WHAT YOU ARE ASKED TO DO ▸
Using the records that follow, copy every line containing the word "watermark".

Collected data entries
* BEGIN *
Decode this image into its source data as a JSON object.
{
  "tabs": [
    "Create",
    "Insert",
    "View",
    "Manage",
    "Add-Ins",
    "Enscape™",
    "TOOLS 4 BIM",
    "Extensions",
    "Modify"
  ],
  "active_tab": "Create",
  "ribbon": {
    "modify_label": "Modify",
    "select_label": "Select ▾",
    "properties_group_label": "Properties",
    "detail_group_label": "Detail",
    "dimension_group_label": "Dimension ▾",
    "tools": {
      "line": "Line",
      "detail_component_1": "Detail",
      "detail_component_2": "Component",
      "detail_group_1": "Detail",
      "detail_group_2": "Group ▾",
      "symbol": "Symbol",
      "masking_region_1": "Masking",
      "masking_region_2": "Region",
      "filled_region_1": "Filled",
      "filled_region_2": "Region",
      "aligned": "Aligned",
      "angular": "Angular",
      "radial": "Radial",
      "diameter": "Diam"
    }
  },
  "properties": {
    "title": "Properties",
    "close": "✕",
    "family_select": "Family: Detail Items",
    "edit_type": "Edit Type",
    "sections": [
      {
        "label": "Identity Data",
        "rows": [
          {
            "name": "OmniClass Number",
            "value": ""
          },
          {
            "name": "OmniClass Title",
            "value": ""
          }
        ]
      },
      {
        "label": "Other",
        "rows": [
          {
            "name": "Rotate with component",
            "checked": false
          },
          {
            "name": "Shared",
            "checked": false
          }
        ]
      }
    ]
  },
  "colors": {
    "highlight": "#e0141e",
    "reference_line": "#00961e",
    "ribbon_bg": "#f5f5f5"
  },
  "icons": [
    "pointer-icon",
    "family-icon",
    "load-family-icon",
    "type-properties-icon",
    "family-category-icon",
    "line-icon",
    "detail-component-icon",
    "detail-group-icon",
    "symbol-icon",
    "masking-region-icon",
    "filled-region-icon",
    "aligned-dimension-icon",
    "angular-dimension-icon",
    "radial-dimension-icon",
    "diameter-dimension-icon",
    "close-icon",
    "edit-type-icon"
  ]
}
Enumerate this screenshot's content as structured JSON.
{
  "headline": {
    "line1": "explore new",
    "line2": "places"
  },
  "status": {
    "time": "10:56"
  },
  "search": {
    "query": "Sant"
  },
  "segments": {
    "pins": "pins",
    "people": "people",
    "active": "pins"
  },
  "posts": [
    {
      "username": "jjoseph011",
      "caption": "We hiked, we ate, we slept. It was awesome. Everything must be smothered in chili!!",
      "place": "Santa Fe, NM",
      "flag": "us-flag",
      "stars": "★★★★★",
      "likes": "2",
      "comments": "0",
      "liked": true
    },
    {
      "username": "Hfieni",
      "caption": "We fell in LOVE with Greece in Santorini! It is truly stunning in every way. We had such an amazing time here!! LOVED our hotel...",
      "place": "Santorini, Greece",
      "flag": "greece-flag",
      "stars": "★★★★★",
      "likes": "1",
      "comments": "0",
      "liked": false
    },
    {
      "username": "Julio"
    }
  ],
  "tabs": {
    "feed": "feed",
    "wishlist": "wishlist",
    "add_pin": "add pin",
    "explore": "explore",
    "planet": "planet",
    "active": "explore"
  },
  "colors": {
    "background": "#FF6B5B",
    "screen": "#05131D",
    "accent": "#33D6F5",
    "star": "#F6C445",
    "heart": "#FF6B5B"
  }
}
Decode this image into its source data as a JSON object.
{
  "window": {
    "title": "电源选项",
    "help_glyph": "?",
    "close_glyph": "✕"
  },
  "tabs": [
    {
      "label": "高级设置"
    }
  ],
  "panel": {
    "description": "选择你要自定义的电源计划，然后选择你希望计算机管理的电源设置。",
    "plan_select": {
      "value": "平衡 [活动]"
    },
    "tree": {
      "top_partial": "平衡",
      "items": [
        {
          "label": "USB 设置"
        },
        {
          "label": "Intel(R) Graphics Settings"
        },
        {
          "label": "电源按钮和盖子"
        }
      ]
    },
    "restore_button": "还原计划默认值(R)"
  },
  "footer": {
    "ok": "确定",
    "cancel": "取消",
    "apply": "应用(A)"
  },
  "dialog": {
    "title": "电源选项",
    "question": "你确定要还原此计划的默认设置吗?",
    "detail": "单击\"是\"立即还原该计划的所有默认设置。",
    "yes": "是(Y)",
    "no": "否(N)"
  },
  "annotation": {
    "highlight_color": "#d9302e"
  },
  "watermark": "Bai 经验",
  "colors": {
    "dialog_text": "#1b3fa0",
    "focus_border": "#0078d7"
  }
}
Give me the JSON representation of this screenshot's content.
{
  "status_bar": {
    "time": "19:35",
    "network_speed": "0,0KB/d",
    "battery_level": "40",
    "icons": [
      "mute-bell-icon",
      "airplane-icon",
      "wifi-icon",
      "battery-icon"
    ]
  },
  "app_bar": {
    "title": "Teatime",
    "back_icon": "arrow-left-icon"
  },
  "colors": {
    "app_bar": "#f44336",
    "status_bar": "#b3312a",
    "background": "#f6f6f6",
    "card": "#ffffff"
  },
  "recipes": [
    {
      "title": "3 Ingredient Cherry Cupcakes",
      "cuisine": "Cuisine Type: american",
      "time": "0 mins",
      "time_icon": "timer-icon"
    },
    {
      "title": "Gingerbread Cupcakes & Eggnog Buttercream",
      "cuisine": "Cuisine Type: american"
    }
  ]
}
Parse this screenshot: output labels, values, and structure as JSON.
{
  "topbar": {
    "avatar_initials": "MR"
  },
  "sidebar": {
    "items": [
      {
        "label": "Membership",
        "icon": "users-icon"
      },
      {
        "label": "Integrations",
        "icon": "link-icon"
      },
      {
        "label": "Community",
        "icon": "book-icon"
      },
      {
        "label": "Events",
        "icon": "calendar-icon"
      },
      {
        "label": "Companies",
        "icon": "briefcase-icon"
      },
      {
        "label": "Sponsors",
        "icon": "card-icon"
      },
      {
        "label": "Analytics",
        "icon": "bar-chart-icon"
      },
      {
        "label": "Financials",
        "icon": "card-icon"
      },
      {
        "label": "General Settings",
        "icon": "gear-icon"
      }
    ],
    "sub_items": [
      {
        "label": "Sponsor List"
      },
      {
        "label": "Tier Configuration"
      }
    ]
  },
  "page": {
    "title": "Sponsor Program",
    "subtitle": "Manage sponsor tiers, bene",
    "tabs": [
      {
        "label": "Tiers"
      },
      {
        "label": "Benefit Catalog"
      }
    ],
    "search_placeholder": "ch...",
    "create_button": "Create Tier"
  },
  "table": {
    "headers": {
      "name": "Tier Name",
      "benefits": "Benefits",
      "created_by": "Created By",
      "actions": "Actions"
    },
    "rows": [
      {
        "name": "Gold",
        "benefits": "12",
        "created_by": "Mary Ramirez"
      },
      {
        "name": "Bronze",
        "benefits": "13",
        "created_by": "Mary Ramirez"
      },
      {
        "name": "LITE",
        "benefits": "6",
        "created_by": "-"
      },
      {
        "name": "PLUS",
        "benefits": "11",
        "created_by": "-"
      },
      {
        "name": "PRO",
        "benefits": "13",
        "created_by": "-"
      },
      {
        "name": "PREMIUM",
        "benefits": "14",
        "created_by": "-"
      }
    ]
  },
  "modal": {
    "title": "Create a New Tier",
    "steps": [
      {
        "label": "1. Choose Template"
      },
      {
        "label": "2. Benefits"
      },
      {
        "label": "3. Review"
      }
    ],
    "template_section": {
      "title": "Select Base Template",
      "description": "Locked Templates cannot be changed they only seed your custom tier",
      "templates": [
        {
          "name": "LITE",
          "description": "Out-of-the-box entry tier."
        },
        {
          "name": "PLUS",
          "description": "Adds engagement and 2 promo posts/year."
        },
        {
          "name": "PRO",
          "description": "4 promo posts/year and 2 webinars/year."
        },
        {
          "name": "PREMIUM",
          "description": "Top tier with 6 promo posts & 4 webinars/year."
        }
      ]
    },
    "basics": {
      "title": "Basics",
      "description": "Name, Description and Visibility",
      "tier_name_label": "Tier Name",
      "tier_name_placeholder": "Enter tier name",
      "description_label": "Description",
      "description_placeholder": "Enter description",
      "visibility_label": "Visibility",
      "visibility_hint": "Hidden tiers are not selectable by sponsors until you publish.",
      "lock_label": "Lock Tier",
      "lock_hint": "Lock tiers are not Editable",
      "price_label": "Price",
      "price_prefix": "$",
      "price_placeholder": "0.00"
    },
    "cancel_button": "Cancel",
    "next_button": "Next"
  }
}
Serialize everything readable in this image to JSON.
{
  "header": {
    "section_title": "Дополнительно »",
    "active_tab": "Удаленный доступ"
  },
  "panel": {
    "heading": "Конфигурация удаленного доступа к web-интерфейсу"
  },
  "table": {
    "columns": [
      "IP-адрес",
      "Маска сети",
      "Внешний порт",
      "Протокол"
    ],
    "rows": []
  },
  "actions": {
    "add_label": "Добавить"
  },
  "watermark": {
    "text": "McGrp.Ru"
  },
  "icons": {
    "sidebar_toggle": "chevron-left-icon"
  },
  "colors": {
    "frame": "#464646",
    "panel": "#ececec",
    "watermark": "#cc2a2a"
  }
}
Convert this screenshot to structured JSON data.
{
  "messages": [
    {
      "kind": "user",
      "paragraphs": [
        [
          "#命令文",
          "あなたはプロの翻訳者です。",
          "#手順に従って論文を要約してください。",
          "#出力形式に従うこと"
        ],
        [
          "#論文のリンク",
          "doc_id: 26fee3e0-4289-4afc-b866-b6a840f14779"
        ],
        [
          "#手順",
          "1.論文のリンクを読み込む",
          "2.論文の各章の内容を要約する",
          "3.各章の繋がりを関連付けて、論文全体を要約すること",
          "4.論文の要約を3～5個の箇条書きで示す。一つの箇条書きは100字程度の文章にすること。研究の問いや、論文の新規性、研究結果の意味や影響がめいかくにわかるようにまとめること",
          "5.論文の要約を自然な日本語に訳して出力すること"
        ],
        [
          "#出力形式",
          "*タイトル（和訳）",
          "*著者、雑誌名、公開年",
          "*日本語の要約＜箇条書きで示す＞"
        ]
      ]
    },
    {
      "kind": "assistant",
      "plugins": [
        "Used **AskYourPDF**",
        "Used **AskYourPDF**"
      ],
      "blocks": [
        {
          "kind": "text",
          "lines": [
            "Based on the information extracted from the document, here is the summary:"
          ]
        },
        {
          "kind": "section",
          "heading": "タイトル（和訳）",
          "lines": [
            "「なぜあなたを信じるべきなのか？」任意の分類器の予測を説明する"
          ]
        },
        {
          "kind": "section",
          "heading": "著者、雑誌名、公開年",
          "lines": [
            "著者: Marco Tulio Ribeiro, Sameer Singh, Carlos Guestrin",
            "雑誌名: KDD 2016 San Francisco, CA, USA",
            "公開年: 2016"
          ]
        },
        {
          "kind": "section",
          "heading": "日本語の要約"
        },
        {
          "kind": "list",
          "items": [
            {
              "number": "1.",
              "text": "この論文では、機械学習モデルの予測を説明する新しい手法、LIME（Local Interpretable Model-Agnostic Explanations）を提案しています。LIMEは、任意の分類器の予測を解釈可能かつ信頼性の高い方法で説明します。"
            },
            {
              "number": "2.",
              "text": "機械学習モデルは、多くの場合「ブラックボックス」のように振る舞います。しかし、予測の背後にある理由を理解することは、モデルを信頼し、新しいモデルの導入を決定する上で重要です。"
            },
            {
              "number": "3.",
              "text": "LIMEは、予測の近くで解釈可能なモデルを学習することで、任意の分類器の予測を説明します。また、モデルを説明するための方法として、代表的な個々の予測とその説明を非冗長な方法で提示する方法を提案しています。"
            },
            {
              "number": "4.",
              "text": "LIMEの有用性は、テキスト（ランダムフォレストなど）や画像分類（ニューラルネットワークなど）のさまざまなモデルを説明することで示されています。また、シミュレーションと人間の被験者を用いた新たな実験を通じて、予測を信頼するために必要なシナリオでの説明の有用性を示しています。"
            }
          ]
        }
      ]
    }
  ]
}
* END *
WRITTEN ANSWER ▸
  "watermark": "Bai 经验",
  "watermark": {
    "watermark": "#cc2a2a"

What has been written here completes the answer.